From taking in the views from Kobe’s Port Tower and the ferris wheel, to exploring the old district of Kitano or getting lost in colourful streets of Chinatown, these are the top things to do in Kobe, Japan.
After my first trip to Japan last year, I was SO excited to be invited back to explore some more of the country. This time I was off to Kobe, a city around twenty minutes west of the metropolis of Osaka.
So why go to Kobe, Japan? What is Kobe famous for? First up, the food. Kobe beef is reckoned to be some of the best beef in the world (more on that coming up).
What else? Well this year is a particularly big year for the city. The Rugby World Cup 2019 is taking place very soon, and Kobe is one of 12 host cities. In fact, England’s second match against the USA is taking place at Kobe Misaki Stadium. I imagine the atmosphere in the city will be incredible! If you’re visiting for the rugby, this is the match schedule for games taking place in Kobe City.
Rugby World Cup 2019 – Kobe Misaki Stadium Match schedule
|Thursday 26 September 2019||19:45||(JST)||England v USA|
|Monday 30 September 2019||19:15||(JST)||Scotland v Samoa|
|Thursday 03 October 2019||19:15||(JST)||Ireland v Russia|
|Tuesday 08 October 2019||19:15||(JST)||South Africa v Canada|
So whether you’re heading to Kobe for the Rugby World Cup and looking for a few things to do between matches, or you’re planning a visit for your next holiday, it’s time to show you the best things to do in Kobe, Japan!

═══

Job a:
Output the records verbatim, starting from their first line and going on through the line that contains "- data-point-zero-point: [687, 515, 736, 564]", both ends included.

The records:
═══

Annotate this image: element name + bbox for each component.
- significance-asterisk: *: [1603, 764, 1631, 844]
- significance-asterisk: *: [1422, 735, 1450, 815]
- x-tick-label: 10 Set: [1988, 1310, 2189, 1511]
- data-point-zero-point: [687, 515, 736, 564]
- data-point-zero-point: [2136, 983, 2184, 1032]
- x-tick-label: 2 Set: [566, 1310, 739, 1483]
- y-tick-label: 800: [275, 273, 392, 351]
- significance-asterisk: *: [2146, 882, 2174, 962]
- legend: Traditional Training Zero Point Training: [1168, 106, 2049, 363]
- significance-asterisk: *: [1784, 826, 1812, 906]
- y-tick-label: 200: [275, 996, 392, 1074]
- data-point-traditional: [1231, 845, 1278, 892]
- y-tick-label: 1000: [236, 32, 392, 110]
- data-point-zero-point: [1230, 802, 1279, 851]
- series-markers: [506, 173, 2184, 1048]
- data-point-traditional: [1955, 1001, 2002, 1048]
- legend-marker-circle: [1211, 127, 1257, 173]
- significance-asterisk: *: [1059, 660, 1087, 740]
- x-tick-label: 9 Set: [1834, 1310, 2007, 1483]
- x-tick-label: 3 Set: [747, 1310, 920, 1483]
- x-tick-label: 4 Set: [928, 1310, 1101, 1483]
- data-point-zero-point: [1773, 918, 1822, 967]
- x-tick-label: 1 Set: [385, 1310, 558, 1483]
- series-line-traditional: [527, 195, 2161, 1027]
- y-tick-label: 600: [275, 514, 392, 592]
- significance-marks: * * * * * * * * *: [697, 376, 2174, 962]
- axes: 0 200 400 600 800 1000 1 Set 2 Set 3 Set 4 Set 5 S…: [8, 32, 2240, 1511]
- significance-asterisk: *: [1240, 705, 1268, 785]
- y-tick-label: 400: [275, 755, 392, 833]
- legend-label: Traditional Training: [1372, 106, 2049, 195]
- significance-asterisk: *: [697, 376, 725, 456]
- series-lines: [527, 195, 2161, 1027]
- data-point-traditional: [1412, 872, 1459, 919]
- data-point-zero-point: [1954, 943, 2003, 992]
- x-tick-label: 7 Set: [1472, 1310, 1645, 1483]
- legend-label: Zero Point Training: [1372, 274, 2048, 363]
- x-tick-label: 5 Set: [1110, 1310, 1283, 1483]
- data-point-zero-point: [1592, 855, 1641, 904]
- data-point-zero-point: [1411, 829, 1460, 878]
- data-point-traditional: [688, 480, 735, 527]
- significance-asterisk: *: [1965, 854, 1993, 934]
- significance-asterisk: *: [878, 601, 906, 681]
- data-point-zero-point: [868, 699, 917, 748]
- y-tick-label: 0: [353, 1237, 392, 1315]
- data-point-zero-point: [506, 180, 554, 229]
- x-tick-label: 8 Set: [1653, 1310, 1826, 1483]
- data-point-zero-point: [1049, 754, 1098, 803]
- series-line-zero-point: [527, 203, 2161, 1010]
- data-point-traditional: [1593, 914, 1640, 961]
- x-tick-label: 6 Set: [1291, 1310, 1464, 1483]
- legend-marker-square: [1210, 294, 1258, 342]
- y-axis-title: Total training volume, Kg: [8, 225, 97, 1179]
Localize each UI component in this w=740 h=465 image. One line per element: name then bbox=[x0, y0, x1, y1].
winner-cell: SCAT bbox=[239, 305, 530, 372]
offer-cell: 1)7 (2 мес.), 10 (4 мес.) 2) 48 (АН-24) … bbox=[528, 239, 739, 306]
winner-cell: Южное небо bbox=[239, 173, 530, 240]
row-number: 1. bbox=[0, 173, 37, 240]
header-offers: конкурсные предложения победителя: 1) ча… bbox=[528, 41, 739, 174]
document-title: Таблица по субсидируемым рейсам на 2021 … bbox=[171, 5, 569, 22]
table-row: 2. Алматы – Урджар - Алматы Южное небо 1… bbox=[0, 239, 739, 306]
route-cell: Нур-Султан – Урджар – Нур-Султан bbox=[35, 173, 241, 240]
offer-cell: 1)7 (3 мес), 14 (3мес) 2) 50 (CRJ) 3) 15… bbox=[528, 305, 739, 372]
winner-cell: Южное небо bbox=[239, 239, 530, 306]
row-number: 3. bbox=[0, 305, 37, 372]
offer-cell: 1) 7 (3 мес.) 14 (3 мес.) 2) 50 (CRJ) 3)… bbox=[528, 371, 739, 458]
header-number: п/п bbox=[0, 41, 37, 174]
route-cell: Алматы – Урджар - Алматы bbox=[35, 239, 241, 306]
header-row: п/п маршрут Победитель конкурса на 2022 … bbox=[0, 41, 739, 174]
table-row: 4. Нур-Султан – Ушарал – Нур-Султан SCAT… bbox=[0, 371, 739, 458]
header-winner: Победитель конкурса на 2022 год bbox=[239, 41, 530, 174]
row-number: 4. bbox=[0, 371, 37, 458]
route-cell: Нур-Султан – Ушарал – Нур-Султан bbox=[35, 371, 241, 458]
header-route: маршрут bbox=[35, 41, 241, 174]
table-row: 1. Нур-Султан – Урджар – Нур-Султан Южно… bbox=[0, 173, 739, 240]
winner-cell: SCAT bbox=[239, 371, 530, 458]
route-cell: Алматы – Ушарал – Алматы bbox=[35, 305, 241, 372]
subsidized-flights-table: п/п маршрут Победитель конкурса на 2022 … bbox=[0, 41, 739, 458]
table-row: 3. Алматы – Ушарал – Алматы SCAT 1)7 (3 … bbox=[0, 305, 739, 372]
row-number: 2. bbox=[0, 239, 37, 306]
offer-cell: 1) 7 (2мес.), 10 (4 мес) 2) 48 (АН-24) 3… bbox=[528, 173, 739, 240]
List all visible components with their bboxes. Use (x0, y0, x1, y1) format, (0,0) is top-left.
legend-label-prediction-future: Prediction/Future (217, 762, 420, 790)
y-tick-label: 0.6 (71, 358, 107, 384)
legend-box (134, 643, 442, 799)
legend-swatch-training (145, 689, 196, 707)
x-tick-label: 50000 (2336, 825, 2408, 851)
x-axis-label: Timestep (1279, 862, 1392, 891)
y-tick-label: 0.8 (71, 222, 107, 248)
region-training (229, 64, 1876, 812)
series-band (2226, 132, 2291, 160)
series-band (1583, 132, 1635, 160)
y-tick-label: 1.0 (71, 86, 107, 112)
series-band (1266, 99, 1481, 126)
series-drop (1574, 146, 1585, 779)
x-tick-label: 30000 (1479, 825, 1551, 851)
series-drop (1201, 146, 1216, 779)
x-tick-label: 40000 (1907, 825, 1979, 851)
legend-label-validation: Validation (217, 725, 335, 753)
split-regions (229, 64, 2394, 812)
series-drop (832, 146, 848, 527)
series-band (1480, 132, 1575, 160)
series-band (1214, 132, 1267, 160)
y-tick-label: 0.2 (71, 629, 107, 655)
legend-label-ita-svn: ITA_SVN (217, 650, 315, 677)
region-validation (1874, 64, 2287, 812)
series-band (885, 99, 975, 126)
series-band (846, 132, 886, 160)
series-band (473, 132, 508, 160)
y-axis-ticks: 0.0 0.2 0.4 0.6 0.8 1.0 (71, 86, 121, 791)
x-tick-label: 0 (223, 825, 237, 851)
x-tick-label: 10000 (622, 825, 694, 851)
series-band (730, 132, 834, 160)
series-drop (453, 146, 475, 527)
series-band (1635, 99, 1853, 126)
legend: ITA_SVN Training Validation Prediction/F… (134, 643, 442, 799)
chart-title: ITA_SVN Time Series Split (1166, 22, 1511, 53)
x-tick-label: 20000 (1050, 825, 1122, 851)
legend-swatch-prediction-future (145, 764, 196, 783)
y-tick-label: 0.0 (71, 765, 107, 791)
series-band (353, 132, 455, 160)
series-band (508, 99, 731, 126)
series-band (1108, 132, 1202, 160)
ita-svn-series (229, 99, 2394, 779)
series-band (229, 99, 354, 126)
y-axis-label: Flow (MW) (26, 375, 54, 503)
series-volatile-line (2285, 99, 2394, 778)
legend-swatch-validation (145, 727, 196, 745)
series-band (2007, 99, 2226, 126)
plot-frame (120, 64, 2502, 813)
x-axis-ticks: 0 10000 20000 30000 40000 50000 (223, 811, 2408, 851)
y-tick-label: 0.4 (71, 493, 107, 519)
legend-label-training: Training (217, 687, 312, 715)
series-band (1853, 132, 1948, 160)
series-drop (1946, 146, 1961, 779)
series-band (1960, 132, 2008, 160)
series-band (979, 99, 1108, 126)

═══

Job b:
Pick up the Kobe travel guide from where it stops.

Written answer a:
Annotate this image: element name + bbox for each component.
- significance-asterisk: *: [1603, 764, 1631, 844]
- significance-asterisk: *: [1422, 735, 1450, 815]
- x-tick-label: 10 Set: [1988, 1310, 2189, 1511]
- data-point-zero-point: [687, 515, 736, 564]

Written answer b:
Watch the video, then scroll down to find out about what I got up to in Kobe!
Top Things To Do In Kobe – The Ultimate Kobe Travel Guide
Cruise Around Kobe At Sunset
One of the highlights of my trip to Kobe was the Luminous 2 sunset cruise. Setting off late afternoon, we were treated to one of the most stunning sunsets I’ve seen in a long time. It was a great way to get a different perspective of Kobe and see how far the city stretches. Plus, it offered great views of Akashi Kaikyo Bridge – the longest suspension bridge in the world. But not just that, as the sun went down, the city’s twinkly lights switched on – the most magical view of all!
Enjoy Kobe Beef
People travel to the city just to try the delicious Kobe beef, and before my trip, it was one of the only things I knew about the city!
So why is Kobe beef so good? Well, Kobe beef is a type of wagyu beef known for its high level of fat marbling. It’s a soft kind of fat, with a low melting point, so it cooks quickly, stays very soft and tender and has a rich, indulgent flavour. It basically melts in your mouth.
I enjoyed it at Kobe Plaisir, a restaurant I’d 100% recommend. They cook the beef right in front of you, which is very entertaining to watch. For ¥7,500 you can enjoy a large set menu including soup, salad, amuse bouche, rice and 100g Kobe beef steak. Trying beef here is one of my top things to do in Kobe.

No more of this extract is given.